BEGIN DATASET ENTRIES

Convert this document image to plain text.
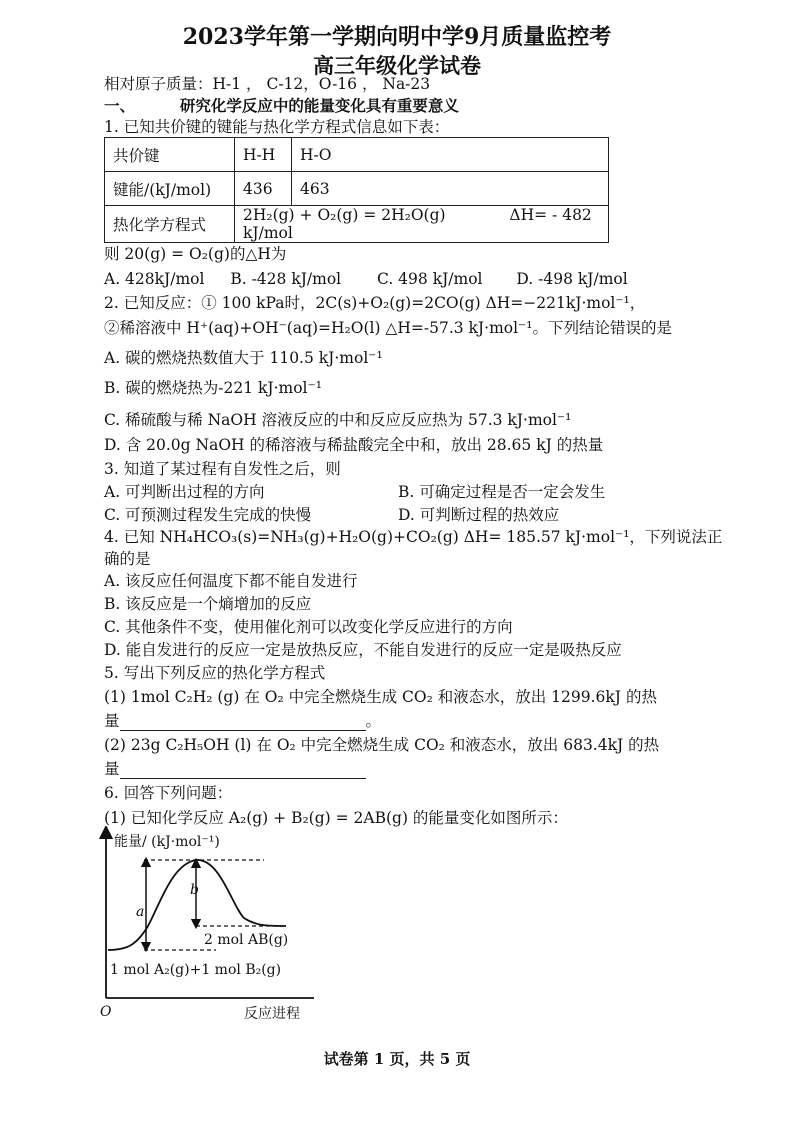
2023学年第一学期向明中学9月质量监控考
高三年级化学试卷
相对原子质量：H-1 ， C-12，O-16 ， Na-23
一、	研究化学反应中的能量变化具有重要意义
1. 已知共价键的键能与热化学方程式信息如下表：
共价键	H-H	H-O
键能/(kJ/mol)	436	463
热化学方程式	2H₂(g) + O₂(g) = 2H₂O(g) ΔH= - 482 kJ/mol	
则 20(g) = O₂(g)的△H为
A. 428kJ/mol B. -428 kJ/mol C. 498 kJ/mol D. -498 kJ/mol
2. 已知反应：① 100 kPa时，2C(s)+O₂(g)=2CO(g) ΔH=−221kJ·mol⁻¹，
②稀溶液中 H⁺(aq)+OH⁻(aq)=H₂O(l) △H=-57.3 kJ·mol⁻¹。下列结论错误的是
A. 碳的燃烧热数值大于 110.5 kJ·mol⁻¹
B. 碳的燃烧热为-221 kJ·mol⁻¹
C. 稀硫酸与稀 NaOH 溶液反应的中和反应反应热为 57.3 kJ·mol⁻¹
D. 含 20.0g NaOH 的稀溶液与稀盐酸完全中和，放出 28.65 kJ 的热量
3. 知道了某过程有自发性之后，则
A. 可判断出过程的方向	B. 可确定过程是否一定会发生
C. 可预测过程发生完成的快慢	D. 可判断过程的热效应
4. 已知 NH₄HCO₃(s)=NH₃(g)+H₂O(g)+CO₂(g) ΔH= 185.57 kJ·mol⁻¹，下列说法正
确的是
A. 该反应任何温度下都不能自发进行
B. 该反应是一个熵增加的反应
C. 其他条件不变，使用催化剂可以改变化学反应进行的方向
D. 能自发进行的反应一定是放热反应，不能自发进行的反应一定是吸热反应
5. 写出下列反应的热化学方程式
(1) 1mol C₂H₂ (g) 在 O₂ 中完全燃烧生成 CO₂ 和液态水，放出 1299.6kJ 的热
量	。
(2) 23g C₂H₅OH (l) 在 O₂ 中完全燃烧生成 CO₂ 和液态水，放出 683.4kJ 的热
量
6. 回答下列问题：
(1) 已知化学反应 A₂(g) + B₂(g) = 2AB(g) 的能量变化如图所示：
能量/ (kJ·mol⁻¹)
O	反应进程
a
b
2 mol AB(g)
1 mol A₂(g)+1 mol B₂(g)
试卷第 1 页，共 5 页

END DATASET ENTRIES
BEGIN DATASET ENTRIES

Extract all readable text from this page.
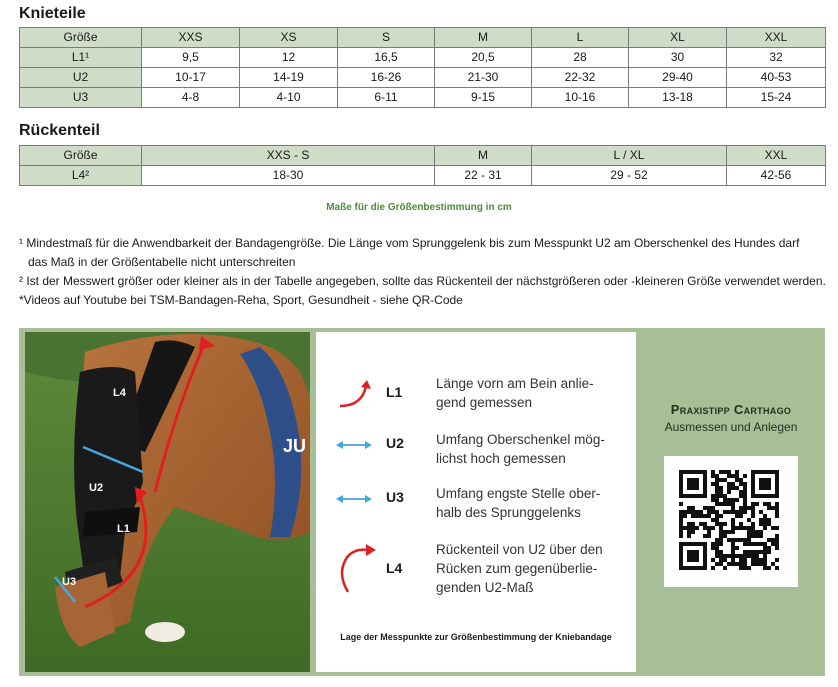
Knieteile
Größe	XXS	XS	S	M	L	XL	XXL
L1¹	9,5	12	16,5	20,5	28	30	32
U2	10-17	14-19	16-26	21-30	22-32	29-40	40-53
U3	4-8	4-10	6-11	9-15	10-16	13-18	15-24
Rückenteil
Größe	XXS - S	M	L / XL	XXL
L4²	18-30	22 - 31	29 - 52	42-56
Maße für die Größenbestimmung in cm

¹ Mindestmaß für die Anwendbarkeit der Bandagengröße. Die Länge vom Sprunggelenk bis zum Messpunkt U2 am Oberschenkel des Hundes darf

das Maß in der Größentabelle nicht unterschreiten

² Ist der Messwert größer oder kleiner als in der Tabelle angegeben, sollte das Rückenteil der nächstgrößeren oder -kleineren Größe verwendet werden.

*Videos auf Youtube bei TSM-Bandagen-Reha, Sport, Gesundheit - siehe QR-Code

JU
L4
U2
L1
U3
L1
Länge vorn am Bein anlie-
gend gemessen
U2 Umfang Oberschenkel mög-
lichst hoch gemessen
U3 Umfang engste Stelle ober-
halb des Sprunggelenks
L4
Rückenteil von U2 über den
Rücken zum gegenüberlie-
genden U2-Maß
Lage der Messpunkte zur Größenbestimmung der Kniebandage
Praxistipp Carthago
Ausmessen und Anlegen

END DATASET ENTRIES
BEGIN DATASET ENTRIES

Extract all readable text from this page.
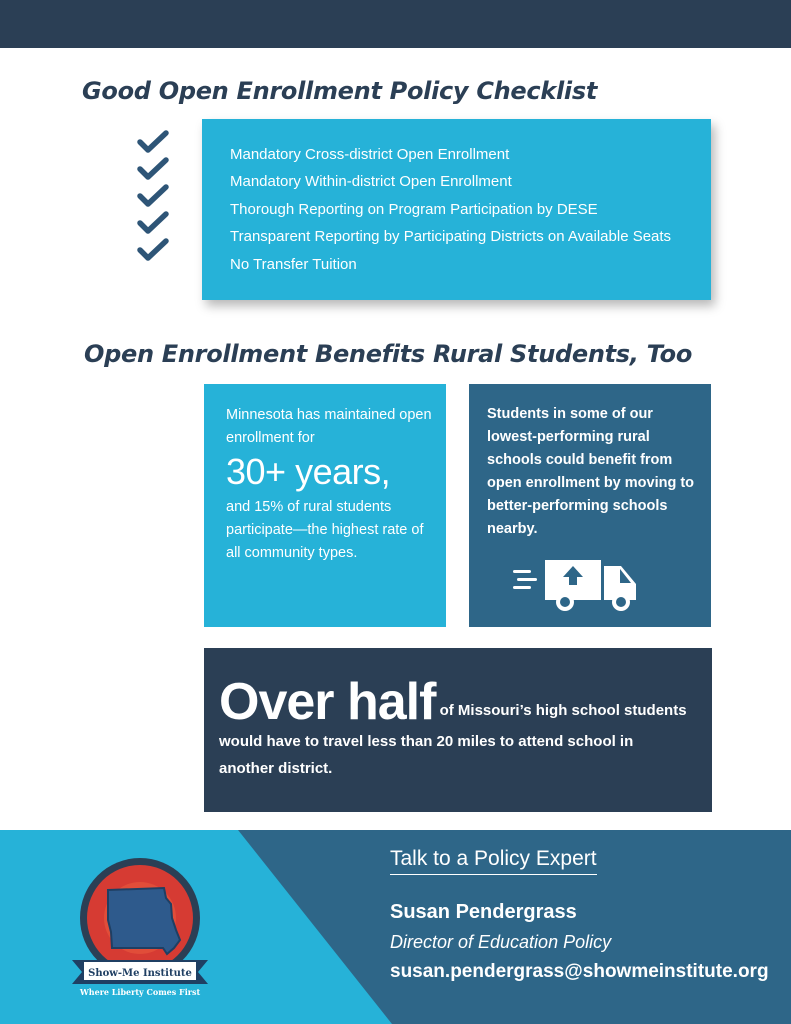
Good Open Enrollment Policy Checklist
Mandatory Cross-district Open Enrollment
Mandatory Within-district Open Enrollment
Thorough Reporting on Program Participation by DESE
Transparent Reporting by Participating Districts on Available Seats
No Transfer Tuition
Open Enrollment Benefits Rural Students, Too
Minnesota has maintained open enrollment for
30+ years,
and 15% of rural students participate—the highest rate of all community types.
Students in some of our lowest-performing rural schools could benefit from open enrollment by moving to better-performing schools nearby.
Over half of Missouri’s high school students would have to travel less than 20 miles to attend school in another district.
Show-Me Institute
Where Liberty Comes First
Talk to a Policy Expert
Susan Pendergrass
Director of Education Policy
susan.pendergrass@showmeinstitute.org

END DATASET ENTRIES

### DIRECTIONS FOR THIS TASK
Return each line that includes "Größenbestimmung".

### FINAL RESULT
Maße für die Größenbestimmung in cm
Lage der Messpunkte zur Größenbestimmung der Kniebandage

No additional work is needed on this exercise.